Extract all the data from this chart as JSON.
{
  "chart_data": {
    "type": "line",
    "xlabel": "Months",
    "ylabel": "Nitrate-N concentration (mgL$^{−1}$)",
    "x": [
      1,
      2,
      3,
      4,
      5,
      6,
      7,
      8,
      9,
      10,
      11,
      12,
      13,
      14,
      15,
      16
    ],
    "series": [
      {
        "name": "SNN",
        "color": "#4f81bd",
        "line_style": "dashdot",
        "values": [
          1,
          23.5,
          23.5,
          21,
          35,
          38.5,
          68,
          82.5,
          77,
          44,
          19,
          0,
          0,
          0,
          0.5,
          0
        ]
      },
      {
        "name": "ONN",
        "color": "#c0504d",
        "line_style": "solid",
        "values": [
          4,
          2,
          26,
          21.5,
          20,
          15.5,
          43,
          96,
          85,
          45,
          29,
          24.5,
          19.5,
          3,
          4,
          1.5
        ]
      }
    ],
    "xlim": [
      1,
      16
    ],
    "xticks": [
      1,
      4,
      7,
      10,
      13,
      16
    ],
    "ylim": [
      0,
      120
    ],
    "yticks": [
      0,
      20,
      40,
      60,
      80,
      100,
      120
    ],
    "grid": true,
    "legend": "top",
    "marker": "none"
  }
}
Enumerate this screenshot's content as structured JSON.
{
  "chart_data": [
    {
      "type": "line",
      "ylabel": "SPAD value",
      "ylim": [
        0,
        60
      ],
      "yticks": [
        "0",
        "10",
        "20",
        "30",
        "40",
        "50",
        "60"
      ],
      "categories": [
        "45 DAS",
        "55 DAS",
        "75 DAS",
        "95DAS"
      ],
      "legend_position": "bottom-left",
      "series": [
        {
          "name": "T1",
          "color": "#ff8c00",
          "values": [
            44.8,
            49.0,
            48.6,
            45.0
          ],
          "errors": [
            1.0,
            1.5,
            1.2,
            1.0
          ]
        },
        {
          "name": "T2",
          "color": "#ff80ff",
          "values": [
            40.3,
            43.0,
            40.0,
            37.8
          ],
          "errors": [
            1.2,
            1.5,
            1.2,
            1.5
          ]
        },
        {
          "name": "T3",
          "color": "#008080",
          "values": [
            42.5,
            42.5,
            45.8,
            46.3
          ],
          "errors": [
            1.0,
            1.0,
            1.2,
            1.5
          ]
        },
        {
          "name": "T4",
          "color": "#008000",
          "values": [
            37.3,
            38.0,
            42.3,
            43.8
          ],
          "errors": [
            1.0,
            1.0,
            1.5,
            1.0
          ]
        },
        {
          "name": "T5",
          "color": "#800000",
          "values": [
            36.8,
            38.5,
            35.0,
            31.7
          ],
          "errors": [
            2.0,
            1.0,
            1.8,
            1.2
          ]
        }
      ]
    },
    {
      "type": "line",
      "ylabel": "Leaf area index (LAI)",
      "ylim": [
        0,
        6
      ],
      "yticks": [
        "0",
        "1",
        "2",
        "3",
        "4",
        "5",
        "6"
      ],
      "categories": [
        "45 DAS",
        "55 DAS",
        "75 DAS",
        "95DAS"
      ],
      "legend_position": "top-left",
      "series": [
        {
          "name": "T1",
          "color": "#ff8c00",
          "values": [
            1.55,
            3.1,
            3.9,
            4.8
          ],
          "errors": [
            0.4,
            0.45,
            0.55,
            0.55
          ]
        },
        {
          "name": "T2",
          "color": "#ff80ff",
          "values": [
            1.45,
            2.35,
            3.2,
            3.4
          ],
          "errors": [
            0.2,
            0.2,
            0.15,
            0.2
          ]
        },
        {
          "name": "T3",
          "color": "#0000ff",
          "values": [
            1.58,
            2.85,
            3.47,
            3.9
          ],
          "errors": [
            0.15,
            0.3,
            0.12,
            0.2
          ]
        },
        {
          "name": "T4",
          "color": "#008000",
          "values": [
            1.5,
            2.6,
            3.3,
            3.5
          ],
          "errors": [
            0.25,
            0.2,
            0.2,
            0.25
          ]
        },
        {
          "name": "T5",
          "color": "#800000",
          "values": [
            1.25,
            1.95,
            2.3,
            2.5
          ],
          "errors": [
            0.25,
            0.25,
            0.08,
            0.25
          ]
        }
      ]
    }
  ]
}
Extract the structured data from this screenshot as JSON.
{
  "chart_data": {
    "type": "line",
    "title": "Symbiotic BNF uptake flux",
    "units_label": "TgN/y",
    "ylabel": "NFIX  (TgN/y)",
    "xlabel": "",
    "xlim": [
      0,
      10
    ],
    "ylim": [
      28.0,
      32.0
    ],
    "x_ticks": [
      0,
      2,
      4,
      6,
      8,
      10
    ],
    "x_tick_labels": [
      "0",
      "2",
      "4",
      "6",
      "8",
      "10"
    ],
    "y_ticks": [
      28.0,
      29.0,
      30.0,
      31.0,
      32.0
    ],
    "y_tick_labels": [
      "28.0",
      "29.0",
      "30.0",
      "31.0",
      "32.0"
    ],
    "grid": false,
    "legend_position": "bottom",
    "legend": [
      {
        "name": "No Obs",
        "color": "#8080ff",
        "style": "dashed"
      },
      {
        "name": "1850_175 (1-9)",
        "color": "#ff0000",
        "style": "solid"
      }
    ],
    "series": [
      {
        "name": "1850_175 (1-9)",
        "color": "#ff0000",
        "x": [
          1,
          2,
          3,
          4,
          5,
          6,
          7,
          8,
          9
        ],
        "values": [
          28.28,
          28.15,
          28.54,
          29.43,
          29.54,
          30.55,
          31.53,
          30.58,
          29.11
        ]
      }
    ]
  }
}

━━━━━━━━━━━━━━━━

EXERCISE: Reproduce exactly the line that holds "Extract the structured", then every line after it, ending with the final line of the records above.

OUTPUT FOR THIS EXERCISE:
Extract the structured data from this screenshot as JSON.
{
  "chart_data": {
    "type": "line",
    "title": "Symbiotic BNF uptake flux",
    "units_label": "TgN/y",
    "ylabel": "NFIX  (TgN/y)",
    "xlabel": "",
    "xlim": [
      0,
      10
    ],
    "ylim": [
      28.0,
      32.0
    ],
    "x_ticks": [
      0,
      2,
      4,
      6,
      8,
      10
    ],
    "x_tick_labels": [
      "0",
      "2",
      "4",
      "6",
      "8",
      "10"
    ],
    "y_ticks": [
      28.0,
      29.0,
      30.0,
      31.0,
      32.0
    ],
    "y_tick_labels": [
      "28.0",
      "29.0",
      "30.0",
      "31.0",
      "32.0"
    ],
    "grid": false,
    "legend_position": "bottom",
    "legend": [
      {
        "name": "No Obs",
        "color": "#8080ff",
        "style": "dashed"
      },
      {
        "name": "1850_175 (1-9)",
        "color": "#ff0000",
        "style": "solid"
      }
    ],
    "series": [
      {
        "name": "1850_175 (1-9)",
        "color": "#ff0000",
        "x": [
          1,
          2,
          3,
          4,
          5,
          6,
          7,
          8,
          9
        ],
        "values": [
          28.28,
          28.15,
          28.54,
          29.43,
          29.54,
          30.55,
          31.53,
          30.58,
          29.11
        ]
      }
    ]
  }
}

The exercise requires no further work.